Stored records:
··········
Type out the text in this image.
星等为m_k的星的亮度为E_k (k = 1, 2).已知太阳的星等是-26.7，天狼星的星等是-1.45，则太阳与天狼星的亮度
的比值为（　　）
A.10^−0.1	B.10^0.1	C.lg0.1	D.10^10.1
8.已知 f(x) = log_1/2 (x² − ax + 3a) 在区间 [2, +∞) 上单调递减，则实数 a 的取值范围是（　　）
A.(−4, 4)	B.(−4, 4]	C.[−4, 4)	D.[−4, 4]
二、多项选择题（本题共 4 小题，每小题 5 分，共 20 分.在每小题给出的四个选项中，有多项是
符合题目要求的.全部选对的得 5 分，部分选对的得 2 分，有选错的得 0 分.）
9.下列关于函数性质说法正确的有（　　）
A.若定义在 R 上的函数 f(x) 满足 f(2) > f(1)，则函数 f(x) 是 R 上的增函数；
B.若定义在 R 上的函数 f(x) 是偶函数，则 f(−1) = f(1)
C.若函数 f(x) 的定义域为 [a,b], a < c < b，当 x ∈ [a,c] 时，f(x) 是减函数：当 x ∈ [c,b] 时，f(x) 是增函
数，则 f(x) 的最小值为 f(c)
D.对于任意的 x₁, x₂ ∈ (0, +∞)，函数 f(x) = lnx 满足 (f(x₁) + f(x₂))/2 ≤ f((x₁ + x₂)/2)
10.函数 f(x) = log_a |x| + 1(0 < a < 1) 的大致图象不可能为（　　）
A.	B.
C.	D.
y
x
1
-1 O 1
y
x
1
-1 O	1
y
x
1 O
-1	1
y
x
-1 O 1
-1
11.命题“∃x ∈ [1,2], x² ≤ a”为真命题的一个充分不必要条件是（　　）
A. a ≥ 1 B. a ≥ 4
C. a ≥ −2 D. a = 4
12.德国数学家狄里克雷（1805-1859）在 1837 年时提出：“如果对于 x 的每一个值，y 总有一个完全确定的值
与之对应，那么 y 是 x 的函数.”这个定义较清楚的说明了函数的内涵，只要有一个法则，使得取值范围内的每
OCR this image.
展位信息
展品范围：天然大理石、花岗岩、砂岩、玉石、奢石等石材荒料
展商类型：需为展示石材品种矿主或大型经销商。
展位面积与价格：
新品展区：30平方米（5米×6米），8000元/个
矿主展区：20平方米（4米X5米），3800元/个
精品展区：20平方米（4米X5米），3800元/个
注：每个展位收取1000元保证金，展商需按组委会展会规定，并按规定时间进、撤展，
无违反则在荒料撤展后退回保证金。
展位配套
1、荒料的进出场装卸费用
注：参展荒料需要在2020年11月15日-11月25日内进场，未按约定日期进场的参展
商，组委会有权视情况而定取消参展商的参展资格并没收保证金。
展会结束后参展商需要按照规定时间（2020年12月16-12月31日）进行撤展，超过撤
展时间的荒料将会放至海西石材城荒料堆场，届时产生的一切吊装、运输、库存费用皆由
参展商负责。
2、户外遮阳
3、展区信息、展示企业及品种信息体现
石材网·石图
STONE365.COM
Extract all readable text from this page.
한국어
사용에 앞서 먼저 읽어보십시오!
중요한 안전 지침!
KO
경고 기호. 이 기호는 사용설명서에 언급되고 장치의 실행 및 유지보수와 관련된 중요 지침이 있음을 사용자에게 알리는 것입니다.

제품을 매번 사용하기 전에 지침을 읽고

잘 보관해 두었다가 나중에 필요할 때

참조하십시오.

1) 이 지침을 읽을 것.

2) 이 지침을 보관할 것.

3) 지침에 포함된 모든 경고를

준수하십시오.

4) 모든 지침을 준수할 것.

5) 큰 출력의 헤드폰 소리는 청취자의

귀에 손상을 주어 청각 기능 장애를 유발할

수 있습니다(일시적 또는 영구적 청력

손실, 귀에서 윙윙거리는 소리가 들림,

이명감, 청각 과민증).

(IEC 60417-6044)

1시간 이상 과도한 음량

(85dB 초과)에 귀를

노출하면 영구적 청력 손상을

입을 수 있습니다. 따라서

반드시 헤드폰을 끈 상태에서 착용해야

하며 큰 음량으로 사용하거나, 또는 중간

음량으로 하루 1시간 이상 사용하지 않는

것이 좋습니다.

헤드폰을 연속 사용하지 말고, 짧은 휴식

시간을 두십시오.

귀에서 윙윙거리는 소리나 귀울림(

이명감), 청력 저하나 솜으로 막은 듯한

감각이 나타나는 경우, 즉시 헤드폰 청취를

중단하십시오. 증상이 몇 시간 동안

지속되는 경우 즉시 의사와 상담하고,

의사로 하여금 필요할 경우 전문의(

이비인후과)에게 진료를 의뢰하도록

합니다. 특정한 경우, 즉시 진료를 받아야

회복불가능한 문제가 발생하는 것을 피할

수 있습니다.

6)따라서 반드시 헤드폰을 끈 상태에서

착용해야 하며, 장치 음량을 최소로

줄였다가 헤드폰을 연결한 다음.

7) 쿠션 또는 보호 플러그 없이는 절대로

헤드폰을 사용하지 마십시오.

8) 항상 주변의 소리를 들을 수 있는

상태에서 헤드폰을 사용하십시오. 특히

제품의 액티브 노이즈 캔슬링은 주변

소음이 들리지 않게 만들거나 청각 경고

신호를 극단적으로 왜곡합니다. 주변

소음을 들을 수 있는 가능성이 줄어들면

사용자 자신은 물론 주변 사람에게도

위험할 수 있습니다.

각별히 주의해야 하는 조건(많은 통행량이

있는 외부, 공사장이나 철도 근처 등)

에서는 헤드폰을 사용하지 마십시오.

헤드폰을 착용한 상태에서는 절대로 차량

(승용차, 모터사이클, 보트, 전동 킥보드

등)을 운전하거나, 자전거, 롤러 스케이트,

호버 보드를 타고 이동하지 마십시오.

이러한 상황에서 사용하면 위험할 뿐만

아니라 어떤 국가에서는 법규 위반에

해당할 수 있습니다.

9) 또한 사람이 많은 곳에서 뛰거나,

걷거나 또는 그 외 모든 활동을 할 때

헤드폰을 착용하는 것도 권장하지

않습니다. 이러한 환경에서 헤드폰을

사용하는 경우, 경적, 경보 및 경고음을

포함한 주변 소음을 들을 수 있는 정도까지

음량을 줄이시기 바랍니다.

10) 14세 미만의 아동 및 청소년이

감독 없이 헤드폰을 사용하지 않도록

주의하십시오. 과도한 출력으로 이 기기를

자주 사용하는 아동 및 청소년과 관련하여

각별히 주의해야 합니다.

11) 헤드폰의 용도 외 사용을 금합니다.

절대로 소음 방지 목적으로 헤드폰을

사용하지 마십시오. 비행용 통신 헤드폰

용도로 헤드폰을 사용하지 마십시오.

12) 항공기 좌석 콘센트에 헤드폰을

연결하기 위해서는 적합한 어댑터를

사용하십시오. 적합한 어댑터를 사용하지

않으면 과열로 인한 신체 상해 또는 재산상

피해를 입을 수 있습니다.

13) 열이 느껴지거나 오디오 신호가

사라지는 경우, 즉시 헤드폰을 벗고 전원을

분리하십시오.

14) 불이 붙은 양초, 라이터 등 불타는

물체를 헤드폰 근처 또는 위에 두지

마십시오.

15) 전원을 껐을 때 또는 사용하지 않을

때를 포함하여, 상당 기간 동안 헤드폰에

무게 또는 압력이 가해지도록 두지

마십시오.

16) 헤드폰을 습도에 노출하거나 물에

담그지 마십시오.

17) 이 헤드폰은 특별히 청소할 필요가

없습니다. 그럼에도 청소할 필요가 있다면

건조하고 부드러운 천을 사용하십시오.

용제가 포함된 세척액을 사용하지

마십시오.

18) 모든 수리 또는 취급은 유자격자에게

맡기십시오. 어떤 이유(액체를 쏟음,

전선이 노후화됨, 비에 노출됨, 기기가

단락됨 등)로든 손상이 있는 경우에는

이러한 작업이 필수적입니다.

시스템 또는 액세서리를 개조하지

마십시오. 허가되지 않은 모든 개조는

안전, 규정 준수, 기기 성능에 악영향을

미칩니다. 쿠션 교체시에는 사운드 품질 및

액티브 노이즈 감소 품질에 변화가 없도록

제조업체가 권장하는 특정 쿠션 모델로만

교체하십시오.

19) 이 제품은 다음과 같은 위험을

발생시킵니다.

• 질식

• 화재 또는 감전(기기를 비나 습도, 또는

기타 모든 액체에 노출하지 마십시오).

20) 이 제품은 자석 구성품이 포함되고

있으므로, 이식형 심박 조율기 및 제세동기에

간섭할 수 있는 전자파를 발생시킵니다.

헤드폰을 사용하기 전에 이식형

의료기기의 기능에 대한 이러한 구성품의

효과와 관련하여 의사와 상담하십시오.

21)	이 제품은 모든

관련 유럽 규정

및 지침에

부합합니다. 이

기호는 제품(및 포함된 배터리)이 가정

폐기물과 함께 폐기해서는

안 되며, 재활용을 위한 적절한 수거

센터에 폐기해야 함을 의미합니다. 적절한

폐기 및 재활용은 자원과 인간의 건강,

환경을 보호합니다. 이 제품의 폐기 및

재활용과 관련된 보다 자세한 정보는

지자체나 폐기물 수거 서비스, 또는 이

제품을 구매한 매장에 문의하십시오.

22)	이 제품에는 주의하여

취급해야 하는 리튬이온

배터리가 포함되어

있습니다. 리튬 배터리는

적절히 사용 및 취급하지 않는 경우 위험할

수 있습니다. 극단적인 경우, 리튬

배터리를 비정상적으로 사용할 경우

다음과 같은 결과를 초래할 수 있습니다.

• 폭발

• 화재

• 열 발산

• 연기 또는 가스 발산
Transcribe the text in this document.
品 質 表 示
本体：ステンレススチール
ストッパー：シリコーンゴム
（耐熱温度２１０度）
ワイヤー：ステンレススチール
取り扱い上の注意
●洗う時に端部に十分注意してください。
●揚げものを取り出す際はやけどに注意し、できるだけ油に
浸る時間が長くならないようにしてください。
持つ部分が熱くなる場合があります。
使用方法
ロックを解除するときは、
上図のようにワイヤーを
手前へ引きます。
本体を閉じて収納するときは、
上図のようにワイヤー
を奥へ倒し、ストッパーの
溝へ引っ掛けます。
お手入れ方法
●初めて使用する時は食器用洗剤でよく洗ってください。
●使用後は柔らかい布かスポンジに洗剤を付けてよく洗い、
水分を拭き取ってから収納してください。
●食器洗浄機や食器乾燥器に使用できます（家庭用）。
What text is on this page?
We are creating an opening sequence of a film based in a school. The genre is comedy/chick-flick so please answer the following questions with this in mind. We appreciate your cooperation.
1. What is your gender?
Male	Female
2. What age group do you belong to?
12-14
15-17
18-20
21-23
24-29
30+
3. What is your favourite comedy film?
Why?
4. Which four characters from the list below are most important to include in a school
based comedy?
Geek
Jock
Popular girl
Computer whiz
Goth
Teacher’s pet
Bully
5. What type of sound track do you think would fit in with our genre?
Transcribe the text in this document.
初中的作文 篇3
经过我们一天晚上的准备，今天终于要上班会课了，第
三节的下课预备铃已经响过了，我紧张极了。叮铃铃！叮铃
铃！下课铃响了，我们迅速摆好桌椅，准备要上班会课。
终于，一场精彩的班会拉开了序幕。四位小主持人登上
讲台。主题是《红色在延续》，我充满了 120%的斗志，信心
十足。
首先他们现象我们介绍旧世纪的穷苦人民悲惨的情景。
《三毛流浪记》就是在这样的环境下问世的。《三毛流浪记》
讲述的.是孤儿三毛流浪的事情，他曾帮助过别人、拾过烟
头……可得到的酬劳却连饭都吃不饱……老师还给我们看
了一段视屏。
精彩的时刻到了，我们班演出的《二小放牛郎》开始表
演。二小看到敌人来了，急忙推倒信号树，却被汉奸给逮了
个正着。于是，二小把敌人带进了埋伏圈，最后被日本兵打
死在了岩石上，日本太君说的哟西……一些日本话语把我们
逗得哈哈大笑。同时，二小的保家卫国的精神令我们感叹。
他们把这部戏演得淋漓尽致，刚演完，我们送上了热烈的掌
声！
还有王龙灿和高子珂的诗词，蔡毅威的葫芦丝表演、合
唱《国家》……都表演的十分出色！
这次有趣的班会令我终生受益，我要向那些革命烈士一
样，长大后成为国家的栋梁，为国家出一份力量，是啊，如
··········
EXERCISE PROMPT:
Which lines in the records above contain the string "마십시오"? Copy each one.

RESPONSE TO THE EXERCISE:
헤드폰을 사용하지 마십시오.
에서는 헤드폰을 사용하지 마십시오.
호버 보드를 타고 이동하지 마십시오.
사용하지 마십시오. 비행용 통신 헤드폰
용도로 헤드폰을 사용하지 마십시오.
마십시오.
마십시오.
담그지 마십시오.
마십시오.
마십시오. 허가되지 않은 모든 개조는
기타 모든 액체에 노출하지 마십시오).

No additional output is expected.